Written instruction: Copy each line of the data below exactly, leaving out pictures.

Extracted records:
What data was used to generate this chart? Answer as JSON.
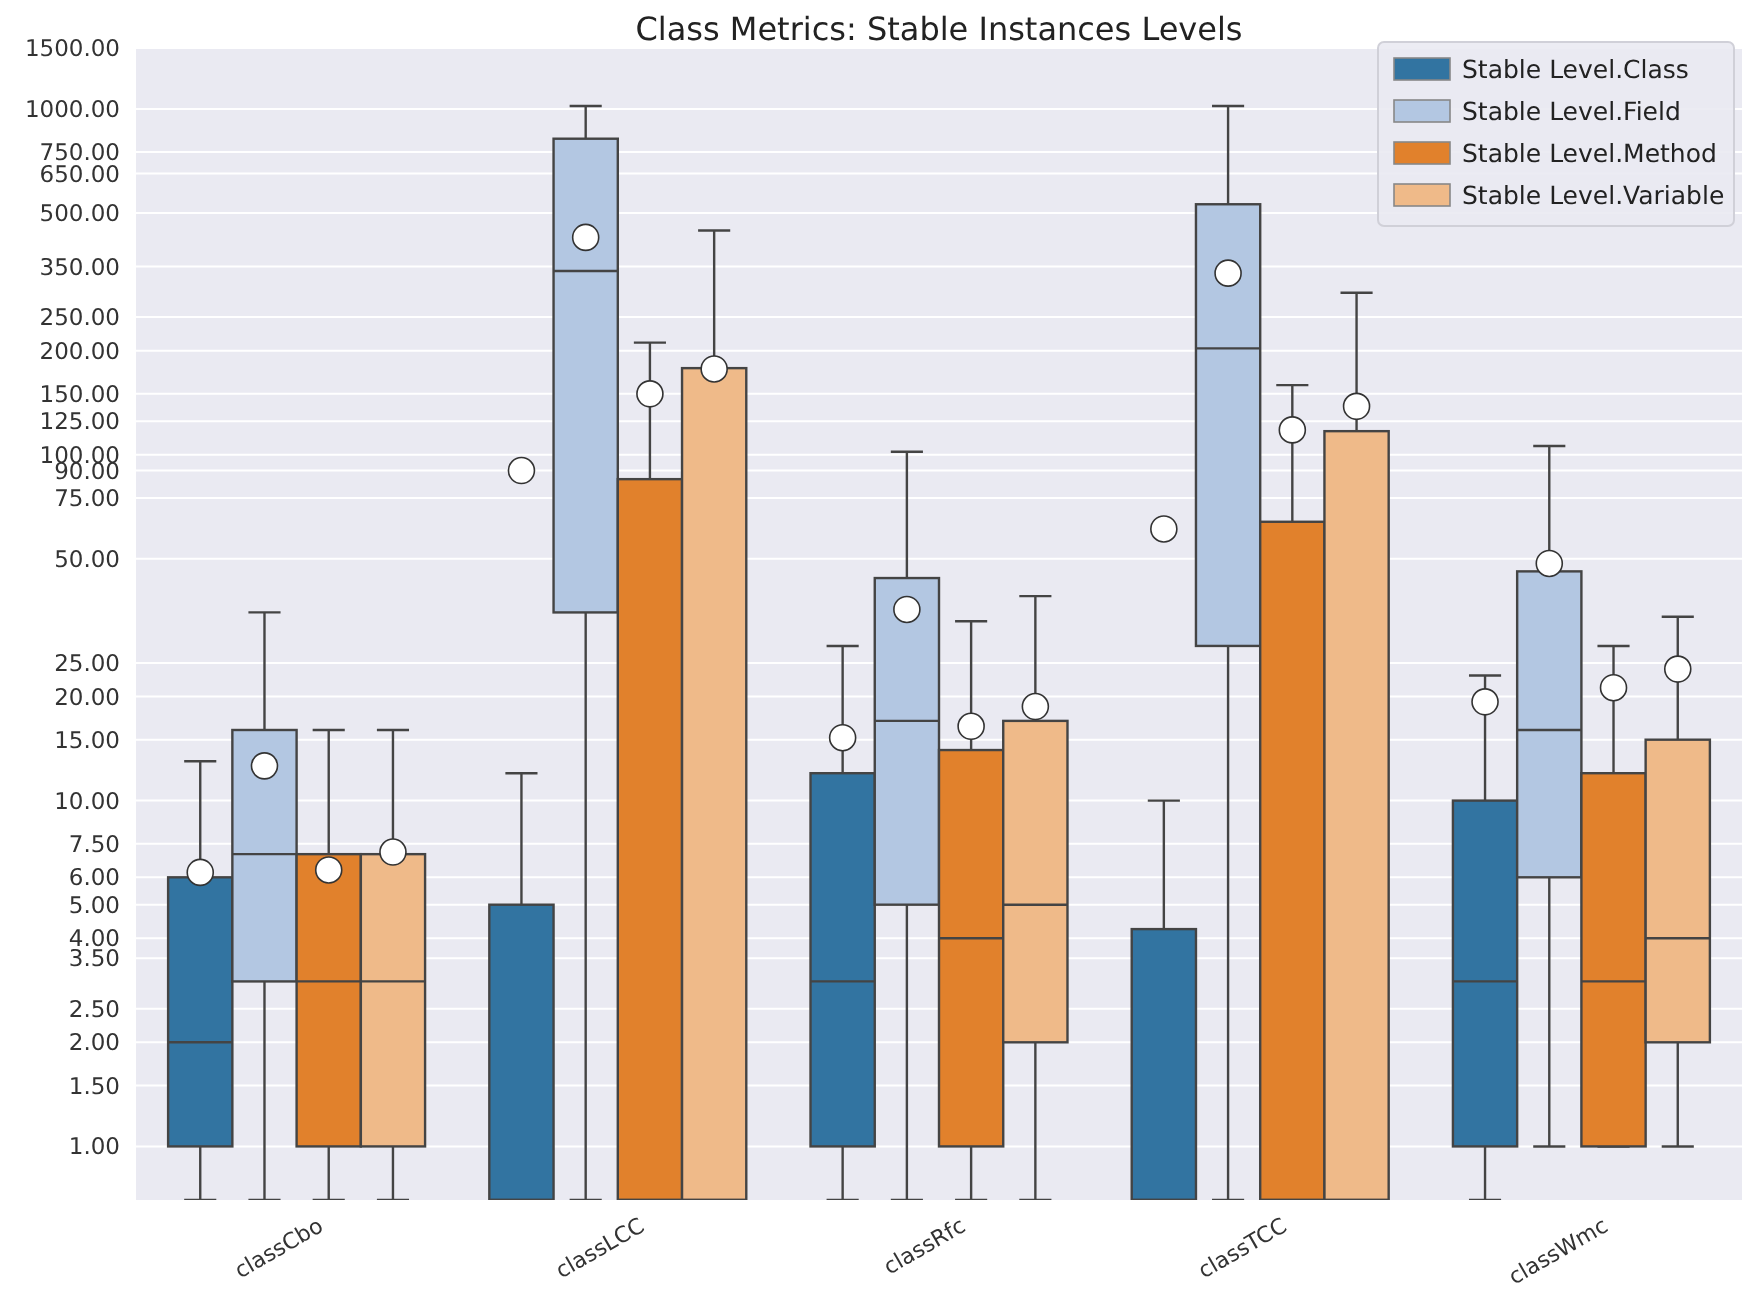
{
  "chart_data": {
    "type": "box",
    "title": "Class Metrics: Stable Instances Levels",
    "categories": [
      "classCbo",
      "classLCC",
      "classRfc",
      "classTCC",
      "classWmc"
    ],
    "log": true,
    "grid": "y",
    "legend": "top right",
    "ylim": [
      0.7,
      1500
    ],
    "yticks": [
      {
        "value": 1,
        "label": "1.00"
      },
      {
        "value": 1.5,
        "label": "1.50"
      },
      {
        "value": 2,
        "label": "2.00"
      },
      {
        "value": 2.5,
        "label": "2.50"
      },
      {
        "value": 3.5,
        "label": "3.50"
      },
      {
        "value": 4,
        "label": "4.00"
      },
      {
        "value": 5,
        "label": "5.00"
      },
      {
        "value": 6,
        "label": "6.00"
      },
      {
        "value": 7.5,
        "label": "7.50"
      },
      {
        "value": 10,
        "label": "10.00"
      },
      {
        "value": 15,
        "label": "15.00"
      },
      {
        "value": 20,
        "label": "20.00"
      },
      {
        "value": 25,
        "label": "25.00"
      },
      {
        "value": 50,
        "label": "50.00"
      },
      {
        "value": 75,
        "label": "75.00"
      },
      {
        "value": 90,
        "label": "90.00"
      },
      {
        "value": 100,
        "label": "100.00"
      },
      {
        "value": 125,
        "label": "125.00"
      },
      {
        "value": 150,
        "label": "150.00"
      },
      {
        "value": 200,
        "label": "200.00"
      },
      {
        "value": 250,
        "label": "250.00"
      },
      {
        "value": 350,
        "label": "350.00"
      },
      {
        "value": 500,
        "label": "500.00"
      },
      {
        "value": 650,
        "label": "650.00"
      },
      {
        "value": 750,
        "label": "750.00"
      },
      {
        "value": 1000,
        "label": "1000.00"
      },
      {
        "value": 1500,
        "label": "1500.00"
      }
    ],
    "series": [
      {
        "name": "Stable Level.Class",
        "color": "#3274a1",
        "boxes": [
          {
            "low": 0.7,
            "q1": 1,
            "median": 2,
            "q3": 6,
            "high": 13,
            "mean": 6.2
          },
          {
            "low": 0.7,
            "q1": 0.7,
            "median": 0.7,
            "q3": 5,
            "high": 12,
            "mean": 90
          },
          {
            "low": 0.7,
            "q1": 1,
            "median": 3,
            "q3": 12,
            "high": 28,
            "mean": 15.2
          },
          {
            "low": 0.7,
            "q1": 0.7,
            "median": 0.7,
            "q3": 4.25,
            "high": 10,
            "mean": 61
          },
          {
            "low": 0.7,
            "q1": 1,
            "median": 3,
            "q3": 10,
            "high": 23,
            "mean": 19.3
          }
        ]
      },
      {
        "name": "Stable Level.Field",
        "color": "#b3c7e2",
        "boxes": [
          {
            "low": 0.7,
            "q1": 3,
            "median": 7,
            "q3": 16,
            "high": 35,
            "mean": 12.6
          },
          {
            "low": 0.7,
            "q1": 35,
            "median": 340,
            "q3": 820,
            "high": 1020,
            "mean": 425
          },
          {
            "low": 0.7,
            "q1": 5,
            "median": 17,
            "q3": 44,
            "high": 102,
            "mean": 35.7
          },
          {
            "low": 0.7,
            "q1": 28,
            "median": 203,
            "q3": 530,
            "high": 1020,
            "mean": 335
          },
          {
            "low": 1,
            "q1": 6,
            "median": 16,
            "q3": 46,
            "high": 106,
            "mean": 48.5
          }
        ]
      },
      {
        "name": "Stable Level.Method",
        "color": "#e1812c",
        "boxes": [
          {
            "low": 0.7,
            "q1": 1,
            "median": 3,
            "q3": 7,
            "high": 16,
            "mean": 6.3
          },
          {
            "low": 0.7,
            "q1": 0.7,
            "median": 0.7,
            "q3": 85,
            "high": 211,
            "mean": 150
          },
          {
            "low": 0.7,
            "q1": 1,
            "median": 4,
            "q3": 14,
            "high": 33,
            "mean": 16.4
          },
          {
            "low": 0.7,
            "q1": 0.7,
            "median": 0.7,
            "q3": 64,
            "high": 159,
            "mean": 118
          },
          {
            "low": 1,
            "q1": 1,
            "median": 3,
            "q3": 12,
            "high": 28,
            "mean": 21.2
          }
        ]
      },
      {
        "name": "Stable Level.Variable",
        "color": "#efba89",
        "boxes": [
          {
            "low": 0.7,
            "q1": 1,
            "median": 3,
            "q3": 7,
            "high": 16,
            "mean": 7.1
          },
          {
            "low": 0.7,
            "q1": 0.7,
            "median": 0.7,
            "q3": 178,
            "high": 445,
            "mean": 177
          },
          {
            "low": 0.7,
            "q1": 2,
            "median": 5,
            "q3": 17,
            "high": 39,
            "mean": 18.7
          },
          {
            "low": 0.7,
            "q1": 0.7,
            "median": 0.7,
            "q3": 117,
            "high": 294,
            "mean": 138
          },
          {
            "low": 1,
            "q1": 2,
            "median": 4,
            "q3": 15,
            "high": 34,
            "mean": 24
          }
        ]
      }
    ]
  }
}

Finished exercise:
What data was used to generate this chart? Answer as JSON.
{
  "chart_data": {
    "type": "box",
    "title": "Class Metrics: Stable Instances Levels",
    "categories": [
      "classCbo",
      "classLCC",
      "classRfc",
      "classTCC",
      "classWmc"
    ],
    "log": true,
    "grid": "y",
    "legend": "top right",
    "ylim": [
      0.7,
      1500
    ],
    "yticks": [
      {
        "value": 1,
        "label": "1.00"
      },
      {
        "value": 1.5,
        "label": "1.50"
      },
      {
        "value": 2,
        "label": "2.00"
      },
      {
        "value": 2.5,
        "label": "2.50"
      },
      {
        "value": 3.5,
        "label": "3.50"
      },
      {
        "value": 4,
        "label": "4.00"
      },
      {
        "value": 5,
        "label": "5.00"
      },
      {
        "value": 6,
        "label": "6.00"
      },
      {
        "value": 7.5,
        "label": "7.50"
      },
      {
        "value": 10,
        "label": "10.00"
      },
      {
        "value": 15,
        "label": "15.00"
      },
      {
        "value": 20,
        "label": "20.00"
      },
      {
        "value": 25,
        "label": "25.00"
      },
      {
        "value": 50,
        "label": "50.00"
      },
      {
        "value": 75,
        "label": "75.00"
      },
      {
        "value": 90,
        "label": "90.00"
      },
      {
        "value": 100,
        "label": "100.00"
      },
      {
        "value": 125,
        "label": "125.00"
      },
      {
        "value": 150,
        "label": "150.00"
      },
      {
        "value": 200,
        "label": "200.00"
      },
      {
        "value": 250,
        "label": "250.00"
      },
      {
        "value": 350,
        "label": "350.00"
      },
      {
        "value": 500,
        "label": "500.00"
      },
      {
        "value": 650,
        "label": "650.00"
      },
      {
        "value": 750,
        "label": "750.00"
      },
      {
        "value": 1000,
        "label": "1000.00"
      },
      {
        "value": 1500,
        "label": "1500.00"
      }
    ],
    "series": [
      {
        "name": "Stable Level.Class",
        "color": "#3274a1",
        "boxes": [
          {
            "low": 0.7,
            "q1": 1,
            "median": 2,
            "q3": 6,
            "high": 13,
            "mean": 6.2
          },
          {
            "low": 0.7,
            "q1": 0.7,
            "median": 0.7,
            "q3": 5,
            "high": 12,
            "mean": 90
          },
          {
            "low": 0.7,
            "q1": 1,
            "median": 3,
            "q3": 12,
            "high": 28,
            "mean": 15.2
          },
          {
            "low": 0.7,
            "q1": 0.7,
            "median": 0.7,
            "q3": 4.25,
            "high": 10,
            "mean": 61
          },
          {
            "low": 0.7,
            "q1": 1,
            "median": 3,
            "q3": 10,
            "high": 23,
            "mean": 19.3
          }
        ]
      },
      {
        "name": "Stable Level.Field",
        "color": "#b3c7e2",
        "boxes": [
          {
            "low": 0.7,
            "q1": 3,
            "median": 7,
            "q3": 16,
            "high": 35,
            "mean": 12.6
          },
          {
            "low": 0.7,
            "q1": 35,
            "median": 340,
            "q3": 820,
            "high": 1020,
            "mean": 425
          },
          {
            "low": 0.7,
            "q1": 5,
            "median": 17,
            "q3": 44,
            "high": 102,
            "mean": 35.7
          },
          {
            "low": 0.7,
            "q1": 28,
            "median": 203,
            "q3": 530,
            "high": 1020,
            "mean": 335
          },
          {
            "low": 1,
            "q1": 6,
            "median": 16,
            "q3": 46,
            "high": 106,
            "mean": 48.5
          }
        ]
      },
      {
        "name": "Stable Level.Method",
        "color": "#e1812c",
        "boxes": [
          {
            "low": 0.7,
            "q1": 1,
            "median": 3,
            "q3": 7,
            "high": 16,
            "mean": 6.3
          },
          {
            "low": 0.7,
            "q1": 0.7,
            "median": 0.7,
            "q3": 85,
            "high": 211,
            "mean": 150
          },
          {
            "low": 0.7,
            "q1": 1,
            "median": 4,
            "q3": 14,
            "high": 33,
            "mean": 16.4
          },
          {
            "low": 0.7,
            "q1": 0.7,
            "median": 0.7,
            "q3": 64,
            "high": 159,
            "mean": 118
          },
          {
            "low": 1,
            "q1": 1,
            "median": 3,
            "q3": 12,
            "high": 28,
            "mean": 21.2
          }
        ]
      },
      {
        "name": "Stable Level.Variable",
        "color": "#efba89",
        "boxes": [
          {
            "low": 0.7,
            "q1": 1,
            "median": 3,
            "q3": 7,
            "high": 16,
            "mean": 7.1
          },
          {
            "low": 0.7,
            "q1": 0.7,
            "median": 0.7,
            "q3": 178,
            "high": 445,
            "mean": 177
          },
          {
            "low": 0.7,
            "q1": 2,
            "median": 5,
            "q3": 17,
            "high": 39,
            "mean": 18.7
          },
          {
            "low": 0.7,
            "q1": 0.7,
            "median": 0.7,
            "q3": 117,
            "high": 294,
            "mean": 138
          },
          {
            "low": 1,
            "q1": 2,
            "median": 4,
            "q3": 15,
            "high": 34,
            "mean": 24
          }
        ]
      }
    ]
  }
}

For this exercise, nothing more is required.